PROBLEM REQUIREMENTS
Give every line from the entries that contains "declinación".
+++
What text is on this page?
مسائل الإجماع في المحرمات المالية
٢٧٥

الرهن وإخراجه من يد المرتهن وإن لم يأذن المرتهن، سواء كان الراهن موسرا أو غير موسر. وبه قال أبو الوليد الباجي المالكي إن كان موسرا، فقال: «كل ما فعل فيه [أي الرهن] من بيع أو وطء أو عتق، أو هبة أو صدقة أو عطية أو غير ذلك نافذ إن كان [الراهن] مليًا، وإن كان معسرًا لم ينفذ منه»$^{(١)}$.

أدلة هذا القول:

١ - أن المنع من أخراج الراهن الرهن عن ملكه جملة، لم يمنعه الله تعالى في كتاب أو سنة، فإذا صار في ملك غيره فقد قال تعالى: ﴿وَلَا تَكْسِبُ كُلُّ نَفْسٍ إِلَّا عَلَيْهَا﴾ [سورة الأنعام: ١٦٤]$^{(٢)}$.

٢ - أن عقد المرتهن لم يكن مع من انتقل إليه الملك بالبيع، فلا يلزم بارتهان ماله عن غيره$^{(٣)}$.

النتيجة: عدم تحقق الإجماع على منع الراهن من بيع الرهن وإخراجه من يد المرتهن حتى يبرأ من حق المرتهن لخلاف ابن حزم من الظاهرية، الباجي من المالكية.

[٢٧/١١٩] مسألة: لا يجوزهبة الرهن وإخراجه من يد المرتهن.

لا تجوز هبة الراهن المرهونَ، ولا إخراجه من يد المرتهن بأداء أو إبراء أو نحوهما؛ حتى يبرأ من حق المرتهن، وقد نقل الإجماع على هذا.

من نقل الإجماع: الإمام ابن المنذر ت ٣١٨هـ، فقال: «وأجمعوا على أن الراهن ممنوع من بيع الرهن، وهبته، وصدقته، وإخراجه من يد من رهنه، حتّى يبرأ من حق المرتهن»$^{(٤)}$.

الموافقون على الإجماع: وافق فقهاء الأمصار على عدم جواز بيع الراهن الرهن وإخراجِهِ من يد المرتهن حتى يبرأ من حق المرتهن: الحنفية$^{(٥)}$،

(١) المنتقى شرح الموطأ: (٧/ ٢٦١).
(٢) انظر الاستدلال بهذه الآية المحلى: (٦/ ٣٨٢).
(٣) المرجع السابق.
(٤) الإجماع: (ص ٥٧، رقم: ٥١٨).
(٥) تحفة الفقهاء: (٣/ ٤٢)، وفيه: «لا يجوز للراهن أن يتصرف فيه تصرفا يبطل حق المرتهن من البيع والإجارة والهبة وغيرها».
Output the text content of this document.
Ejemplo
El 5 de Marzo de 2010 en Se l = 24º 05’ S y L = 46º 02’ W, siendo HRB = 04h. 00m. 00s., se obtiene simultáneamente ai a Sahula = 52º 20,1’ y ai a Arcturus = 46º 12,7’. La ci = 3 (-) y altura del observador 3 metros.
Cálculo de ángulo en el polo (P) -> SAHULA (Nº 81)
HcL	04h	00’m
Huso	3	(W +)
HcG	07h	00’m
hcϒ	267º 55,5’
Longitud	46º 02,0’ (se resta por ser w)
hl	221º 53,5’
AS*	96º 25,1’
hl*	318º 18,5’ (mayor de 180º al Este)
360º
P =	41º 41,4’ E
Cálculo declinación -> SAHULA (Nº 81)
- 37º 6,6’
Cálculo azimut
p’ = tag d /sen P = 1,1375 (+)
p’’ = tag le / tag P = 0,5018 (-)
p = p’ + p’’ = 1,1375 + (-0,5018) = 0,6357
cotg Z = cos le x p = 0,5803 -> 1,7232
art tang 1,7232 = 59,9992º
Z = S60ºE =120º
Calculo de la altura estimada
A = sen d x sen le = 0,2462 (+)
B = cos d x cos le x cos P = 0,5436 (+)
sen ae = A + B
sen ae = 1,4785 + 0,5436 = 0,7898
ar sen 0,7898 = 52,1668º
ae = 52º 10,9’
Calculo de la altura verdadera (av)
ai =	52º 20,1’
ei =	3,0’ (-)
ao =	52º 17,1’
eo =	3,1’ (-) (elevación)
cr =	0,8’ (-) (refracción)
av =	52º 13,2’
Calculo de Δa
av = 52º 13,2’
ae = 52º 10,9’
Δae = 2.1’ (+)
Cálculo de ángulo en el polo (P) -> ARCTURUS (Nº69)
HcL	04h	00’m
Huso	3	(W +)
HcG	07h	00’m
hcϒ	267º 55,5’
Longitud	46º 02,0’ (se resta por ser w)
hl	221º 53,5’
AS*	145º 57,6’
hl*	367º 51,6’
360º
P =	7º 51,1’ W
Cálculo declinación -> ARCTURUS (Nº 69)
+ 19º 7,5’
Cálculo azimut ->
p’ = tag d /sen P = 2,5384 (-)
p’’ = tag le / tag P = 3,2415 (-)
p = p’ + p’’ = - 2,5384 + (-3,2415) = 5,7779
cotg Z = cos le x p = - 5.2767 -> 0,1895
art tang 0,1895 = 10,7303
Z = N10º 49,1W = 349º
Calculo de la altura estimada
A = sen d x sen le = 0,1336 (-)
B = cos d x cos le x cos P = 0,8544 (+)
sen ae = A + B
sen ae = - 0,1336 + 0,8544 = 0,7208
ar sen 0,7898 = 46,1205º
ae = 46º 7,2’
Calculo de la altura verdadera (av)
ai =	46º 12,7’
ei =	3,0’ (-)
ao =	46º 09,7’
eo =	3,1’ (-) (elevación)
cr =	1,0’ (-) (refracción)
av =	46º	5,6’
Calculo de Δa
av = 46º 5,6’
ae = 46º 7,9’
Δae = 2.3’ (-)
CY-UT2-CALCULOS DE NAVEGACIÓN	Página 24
+++
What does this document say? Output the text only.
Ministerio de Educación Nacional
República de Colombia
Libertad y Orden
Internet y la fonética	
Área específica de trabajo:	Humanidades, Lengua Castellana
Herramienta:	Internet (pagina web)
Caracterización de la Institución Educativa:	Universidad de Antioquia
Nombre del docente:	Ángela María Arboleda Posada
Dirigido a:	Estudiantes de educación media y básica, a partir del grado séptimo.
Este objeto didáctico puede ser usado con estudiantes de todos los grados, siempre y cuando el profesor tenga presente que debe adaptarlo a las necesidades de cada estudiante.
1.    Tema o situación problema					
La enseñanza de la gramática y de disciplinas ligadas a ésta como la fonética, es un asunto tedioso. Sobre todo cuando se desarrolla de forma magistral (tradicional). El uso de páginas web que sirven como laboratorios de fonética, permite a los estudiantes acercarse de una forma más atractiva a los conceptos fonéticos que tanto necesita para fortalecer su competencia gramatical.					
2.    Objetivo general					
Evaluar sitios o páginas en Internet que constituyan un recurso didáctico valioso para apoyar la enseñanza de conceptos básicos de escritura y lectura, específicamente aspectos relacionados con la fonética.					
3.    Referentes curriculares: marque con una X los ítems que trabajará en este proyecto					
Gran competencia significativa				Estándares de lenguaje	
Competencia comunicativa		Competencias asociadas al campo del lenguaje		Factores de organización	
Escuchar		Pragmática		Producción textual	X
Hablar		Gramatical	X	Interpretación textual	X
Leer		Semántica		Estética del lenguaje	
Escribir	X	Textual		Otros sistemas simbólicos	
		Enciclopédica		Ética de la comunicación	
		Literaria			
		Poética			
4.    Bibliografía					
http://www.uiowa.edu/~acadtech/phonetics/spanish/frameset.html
+++
TASK SOLUTION
Cálculo declinación -> SAHULA (Nº 81)
Cálculo declinación -> ARCTURUS (Nº 69)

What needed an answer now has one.